:: Provided records ::
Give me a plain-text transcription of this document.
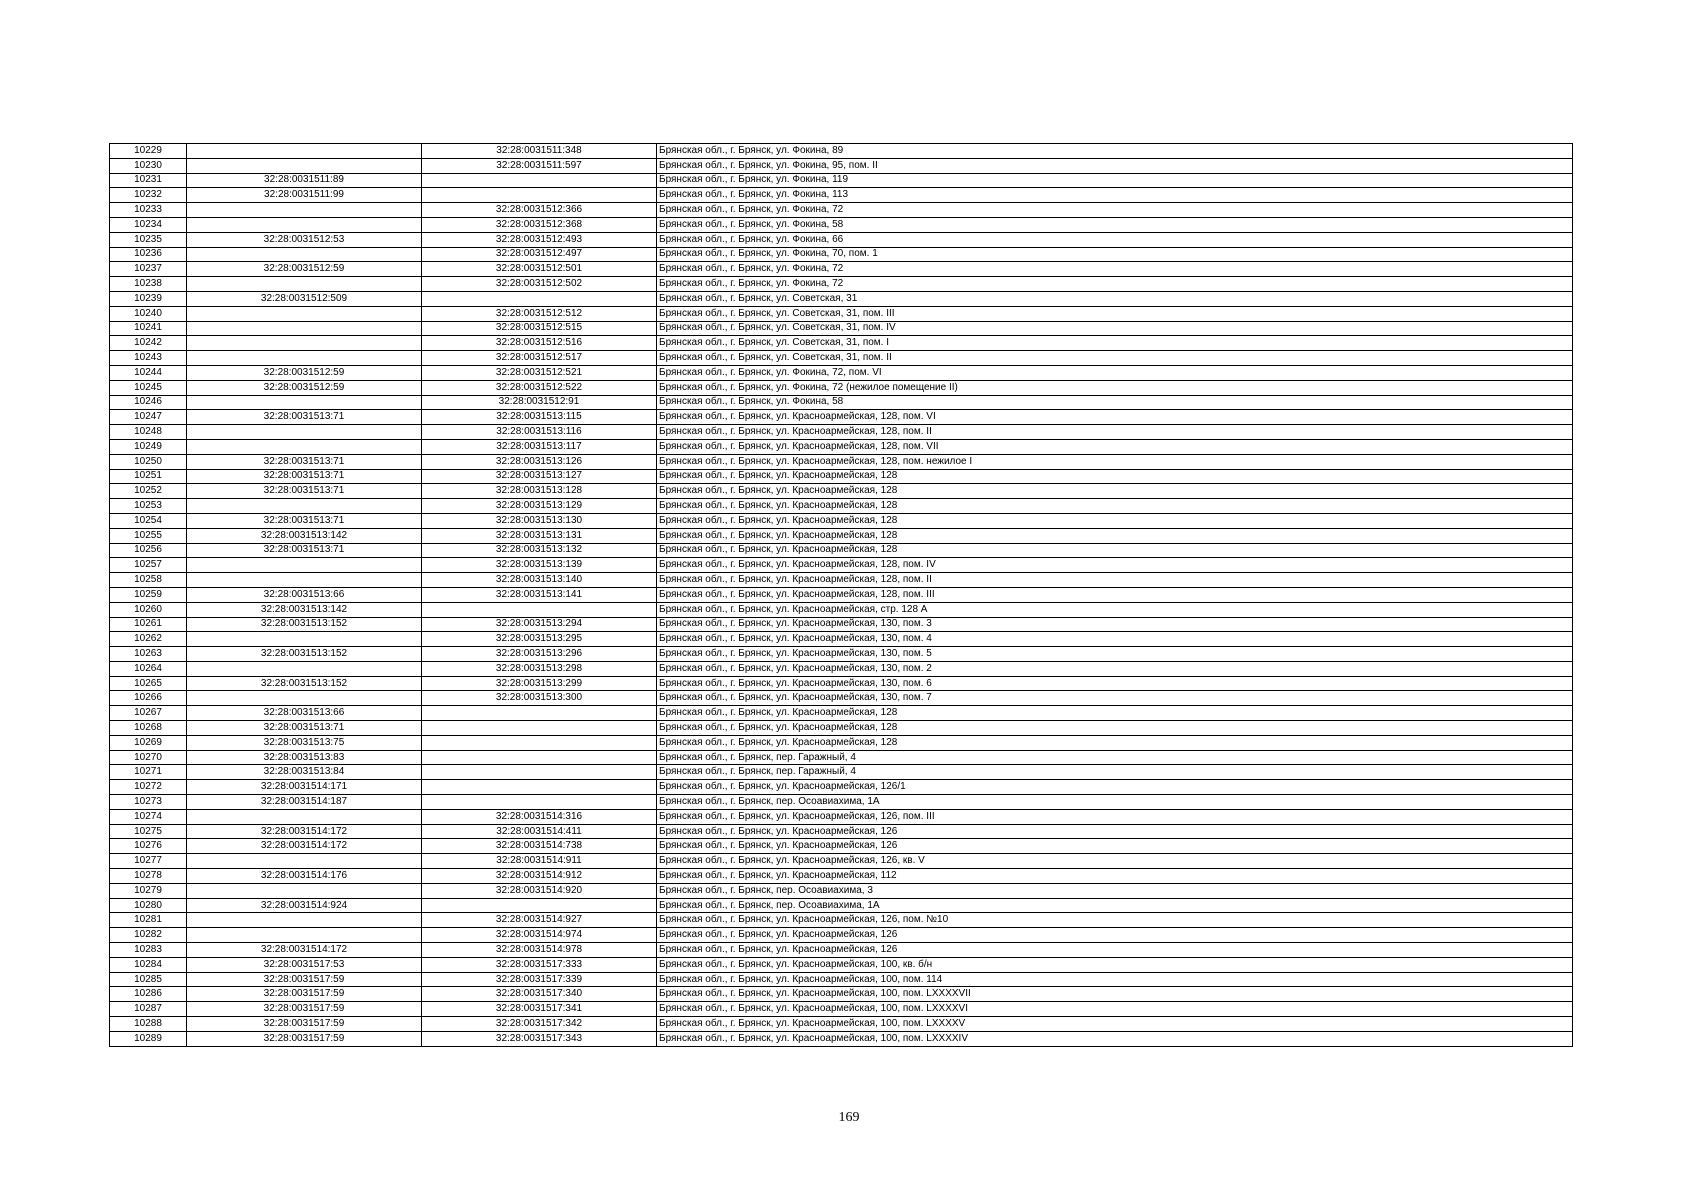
10229		32:28:0031511:348	Брянская обл., г. Брянск, ул. Фокина, 89
10230		32:28:0031511:597	Брянская обл., г. Брянск, ул. Фокина, 95, пом. II
10231	32:28:0031511:89		Брянская обл., г. Брянск, ул. Фокина, 119
10232	32:28:0031511:99		Брянская обл., г. Брянск, ул. Фокина, 113
10233		32:28:0031512:366	Брянская обл., г. Брянск, ул. Фокина, 72
10234		32:28:0031512:368	Брянская обл., г. Брянск, ул. Фокина, 58
10235	32:28:0031512:53	32:28:0031512:493	Брянская обл., г. Брянск, ул. Фокина, 66
10236		32:28:0031512:497	Брянская обл., г. Брянск, ул. Фокина, 70, пом. 1
10237	32:28:0031512:59	32:28:0031512:501	Брянская обл., г. Брянск, ул. Фокина, 72
10238		32:28:0031512:502	Брянская обл., г. Брянск, ул. Фокина, 72
10239	32:28:0031512:509		Брянская обл., г. Брянск, ул. Советская, 31
10240		32:28:0031512:512	Брянская обл., г. Брянск, ул. Советская, 31, пом. III
10241		32:28:0031512:515	Брянская обл., г. Брянск, ул. Советская, 31, пом. IV
10242		32:28:0031512:516	Брянская обл., г. Брянск, ул. Советская, 31, пом. I
10243		32:28:0031512:517	Брянская обл., г. Брянск, ул. Советская, 31, пом. II
10244	32:28:0031512:59	32:28:0031512:521	Брянская обл., г. Брянск, ул. Фокина, 72, пом. VI
10245	32:28:0031512:59	32:28:0031512:522	Брянская обл., г. Брянск, ул. Фокина, 72 (нежилое помещение II)
10246		32:28:0031512:91	Брянская обл., г. Брянск, ул. Фокина, 58
10247	32:28:0031513:71	32:28:0031513:115	Брянская обл., г. Брянск, ул. Красноармейская, 128, пом. VI
10248		32:28:0031513:116	Брянская обл., г. Брянск, ул. Красноармейская, 128, пом. II
10249		32:28:0031513:117	Брянская обл., г. Брянск, ул. Красноармейская, 128, пом. VII
10250	32:28:0031513:71	32:28:0031513:126	Брянская обл., г. Брянск, ул. Красноармейская, 128, пом. нежилое I
10251	32:28:0031513:71	32:28:0031513:127	Брянская обл., г. Брянск, ул. Красноармейская, 128
10252	32:28:0031513:71	32:28:0031513:128	Брянская обл., г. Брянск, ул. Красноармейская, 128
10253		32:28:0031513:129	Брянская обл., г. Брянск, ул. Красноармейская, 128
10254	32:28:0031513:71	32:28:0031513:130	Брянская обл., г. Брянск, ул. Красноармейская, 128
10255	32:28:0031513:142	32:28:0031513:131	Брянская обл., г. Брянск, ул. Красноармейская, 128
10256	32:28:0031513:71	32:28:0031513:132	Брянская обл., г. Брянск, ул. Красноармейская, 128
10257		32:28:0031513:139	Брянская обл., г. Брянск, ул. Красноармейская, 128, пом. IV
10258		32:28:0031513:140	Брянская обл., г. Брянск, ул. Красноармейская, 128, пом. II
10259	32:28:0031513:66	32:28:0031513:141	Брянская обл., г. Брянск, ул. Красноармейская, 128, пом. III
10260	32:28:0031513:142		Брянская обл., г. Брянск, ул. Красноармейская, стр. 128 А
10261	32:28:0031513:152	32:28:0031513:294	Брянская обл., г. Брянск, ул. Красноармейская, 130, пом. 3
10262		32:28:0031513:295	Брянская обл., г. Брянск, ул. Красноармейская, 130, пом. 4
10263	32:28:0031513:152	32:28:0031513:296	Брянская обл., г. Брянск, ул. Красноармейская, 130, пом. 5
10264		32:28:0031513:298	Брянская обл., г. Брянск, ул. Красноармейская, 130, пом. 2
10265	32:28:0031513:152	32:28:0031513:299	Брянская обл., г. Брянск, ул. Красноармейская, 130, пом. 6
10266		32:28:0031513:300	Брянская обл., г. Брянск, ул. Красноармейская, 130, пом. 7
10267	32:28:0031513:66		Брянская обл., г. Брянск, ул. Красноармейская, 128
10268	32:28:0031513:71		Брянская обл., г. Брянск, ул. Красноармейская, 128
10269	32:28:0031513:75		Брянская обл., г. Брянск, ул. Красноармейская, 128
10270	32:28:0031513:83		Брянская обл., г. Брянск, пер. Гаражный, 4
10271	32:28:0031513:84		Брянская обл., г. Брянск, пер. Гаражный, 4
10272	32:28:0031514:171		Брянская обл., г. Брянск, ул. Красноармейская, 126/1
10273	32:28:0031514:187		Брянская обл., г. Брянск, пер. Осоавиахима, 1А
10274		32:28:0031514:316	Брянская обл., г. Брянск, ул. Красноармейская, 126, пом. III
10275	32:28:0031514:172	32:28:0031514:411	Брянская обл., г. Брянск, ул. Красноармейская, 126
10276	32:28:0031514:172	32:28:0031514:738	Брянская обл., г. Брянск, ул. Красноармейская, 126
10277		32:28:0031514:911	Брянская обл., г. Брянск, ул. Красноармейская, 126, кв. V
10278	32:28:0031514:176	32:28:0031514:912	Брянская обл., г. Брянск, ул. Красноармейская, 112
10279		32:28:0031514:920	Брянская обл., г. Брянск, пер. Осоавиахима, 3
10280	32:28:0031514:924		Брянская обл., г. Брянск, пер. Осоавиахима, 1А
10281		32:28:0031514:927	Брянская обл., г. Брянск, ул. Красноармейская, 126, пом. №10
10282		32:28:0031514:974	Брянская обл., г. Брянск, ул. Красноармейская, 126
10283	32:28:0031514:172	32:28:0031514:978	Брянская обл., г. Брянск, ул. Красноармейская, 126
10284	32:28:0031517:53	32:28:0031517:333	Брянская обл., г. Брянск, ул. Красноармейская, 100, кв. б/н
10285	32:28:0031517:59	32:28:0031517:339	Брянская обл., г. Брянск, ул. Красноармейская, 100, пом. 114
10286	32:28:0031517:59	32:28:0031517:340	Брянская обл., г. Брянск, ул. Красноармейская, 100, пом. LXXXXVII
10287	32:28:0031517:59	32:28:0031517:341	Брянская обл., г. Брянск, ул. Красноармейская, 100, пом. LXXXXVI
10288	32:28:0031517:59	32:28:0031517:342	Брянская обл., г. Брянск, ул. Красноармейская, 100, пом. LXXXXV
10289	32:28:0031517:59	32:28:0031517:343	Брянская обл., г. Брянск, ул. Красноармейская, 100, пом. LXXXXIV
169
:::
— What is being asked —
Make an exact copy of all the material, but keep the pictures out of it.

— Task response —
Give me a plain-text transcription of this document.
10229		32:28:0031511:348	Брянская обл., г. Брянск, ул. Фокина, 89
10230		32:28:0031511:597	Брянская обл., г. Брянск, ул. Фокина, 95, пом. II
10231	32:28:0031511:89		Брянская обл., г. Брянск, ул. Фокина, 119
10232	32:28:0031511:99		Брянская обл., г. Брянск, ул. Фокина, 113
10233		32:28:0031512:366	Брянская обл., г. Брянск, ул. Фокина, 72
10234		32:28:0031512:368	Брянская обл., г. Брянск, ул. Фокина, 58
10235	32:28:0031512:53	32:28:0031512:493	Брянская обл., г. Брянск, ул. Фокина, 66
10236		32:28:0031512:497	Брянская обл., г. Брянск, ул. Фокина, 70, пом. 1
10237	32:28:0031512:59	32:28:0031512:501	Брянская обл., г. Брянск, ул. Фокина, 72
10238		32:28:0031512:502	Брянская обл., г. Брянск, ул. Фокина, 72
10239	32:28:0031512:509		Брянская обл., г. Брянск, ул. Советская, 31
10240		32:28:0031512:512	Брянская обл., г. Брянск, ул. Советская, 31, пом. III
10241		32:28:0031512:515	Брянская обл., г. Брянск, ул. Советская, 31, пом. IV
10242		32:28:0031512:516	Брянская обл., г. Брянск, ул. Советская, 31, пом. I
10243		32:28:0031512:517	Брянская обл., г. Брянск, ул. Советская, 31, пом. II
10244	32:28:0031512:59	32:28:0031512:521	Брянская обл., г. Брянск, ул. Фокина, 72, пом. VI
10245	32:28:0031512:59	32:28:0031512:522	Брянская обл., г. Брянск, ул. Фокина, 72 (нежилое помещение II)
10246		32:28:0031512:91	Брянская обл., г. Брянск, ул. Фокина, 58
10247	32:28:0031513:71	32:28:0031513:115	Брянская обл., г. Брянск, ул. Красноармейская, 128, пом. VI
10248		32:28:0031513:116	Брянская обл., г. Брянск, ул. Красноармейская, 128, пом. II
10249		32:28:0031513:117	Брянская обл., г. Брянск, ул. Красноармейская, 128, пом. VII
10250	32:28:0031513:71	32:28:0031513:126	Брянская обл., г. Брянск, ул. Красноармейская, 128, пом. нежилое I
10251	32:28:0031513:71	32:28:0031513:127	Брянская обл., г. Брянск, ул. Красноармейская, 128
10252	32:28:0031513:71	32:28:0031513:128	Брянская обл., г. Брянск, ул. Красноармейская, 128
10253		32:28:0031513:129	Брянская обл., г. Брянск, ул. Красноармейская, 128
10254	32:28:0031513:71	32:28:0031513:130	Брянская обл., г. Брянск, ул. Красноармейская, 128
10255	32:28:0031513:142	32:28:0031513:131	Брянская обл., г. Брянск, ул. Красноармейская, 128
10256	32:28:0031513:71	32:28:0031513:132	Брянская обл., г. Брянск, ул. Красноармейская, 128
10257		32:28:0031513:139	Брянская обл., г. Брянск, ул. Красноармейская, 128, пом. IV
10258		32:28:0031513:140	Брянская обл., г. Брянск, ул. Красноармейская, 128, пом. II
10259	32:28:0031513:66	32:28:0031513:141	Брянская обл., г. Брянск, ул. Красноармейская, 128, пом. III
10260	32:28:0031513:142		Брянская обл., г. Брянск, ул. Красноармейская, стр. 128 А
10261	32:28:0031513:152	32:28:0031513:294	Брянская обл., г. Брянск, ул. Красноармейская, 130, пом. 3
10262		32:28:0031513:295	Брянская обл., г. Брянск, ул. Красноармейская, 130, пом. 4
10263	32:28:0031513:152	32:28:0031513:296	Брянская обл., г. Брянск, ул. Красноармейская, 130, пом. 5
10264		32:28:0031513:298	Брянская обл., г. Брянск, ул. Красноармейская, 130, пом. 2
10265	32:28:0031513:152	32:28:0031513:299	Брянская обл., г. Брянск, ул. Красноармейская, 130, пом. 6
10266		32:28:0031513:300	Брянская обл., г. Брянск, ул. Красноармейская, 130, пом. 7
10267	32:28:0031513:66		Брянская обл., г. Брянск, ул. Красноармейская, 128
10268	32:28:0031513:71		Брянская обл., г. Брянск, ул. Красноармейская, 128
10269	32:28:0031513:75		Брянская обл., г. Брянск, ул. Красноармейская, 128
10270	32:28:0031513:83		Брянская обл., г. Брянск, пер. Гаражный, 4
10271	32:28:0031513:84		Брянская обл., г. Брянск, пер. Гаражный, 4
10272	32:28:0031514:171		Брянская обл., г. Брянск, ул. Красноармейская, 126/1
10273	32:28:0031514:187		Брянская обл., г. Брянск, пер. Осоавиахима, 1А
10274		32:28:0031514:316	Брянская обл., г. Брянск, ул. Красноармейская, 126, пом. III
10275	32:28:0031514:172	32:28:0031514:411	Брянская обл., г. Брянск, ул. Красноармейская, 126
10276	32:28:0031514:172	32:28:0031514:738	Брянская обл., г. Брянск, ул. Красноармейская, 126
10277		32:28:0031514:911	Брянская обл., г. Брянск, ул. Красноармейская, 126, кв. V
10278	32:28:0031514:176	32:28:0031514:912	Брянская обл., г. Брянск, ул. Красноармейская, 112
10279		32:28:0031514:920	Брянская обл., г. Брянск, пер. Осоавиахима, 3
10280	32:28:0031514:924		Брянская обл., г. Брянск, пер. Осоавиахима, 1А
10281		32:28:0031514:927	Брянская обл., г. Брянск, ул. Красноармейская, 126, пом. №10
10282		32:28:0031514:974	Брянская обл., г. Брянск, ул. Красноармейская, 126
10283	32:28:0031514:172	32:28:0031514:978	Брянская обл., г. Брянск, ул. Красноармейская, 126
10284	32:28:0031517:53	32:28:0031517:333	Брянская обл., г. Брянск, ул. Красноармейская, 100, кв. б/н
10285	32:28:0031517:59	32:28:0031517:339	Брянская обл., г. Брянск, ул. Красноармейская, 100, пом. 114
10286	32:28:0031517:59	32:28:0031517:340	Брянская обл., г. Брянск, ул. Красноармейская, 100, пом. LXXXXVII
10287	32:28:0031517:59	32:28:0031517:341	Брянская обл., г. Брянск, ул. Красноармейская, 100, пом. LXXXXVI
10288	32:28:0031517:59	32:28:0031517:342	Брянская обл., г. Брянск, ул. Красноармейская, 100, пом. LXXXXV
10289	32:28:0031517:59	32:28:0031517:343	Брянская обл., г. Брянск, ул. Красноармейская, 100, пом. LXXXXIV
169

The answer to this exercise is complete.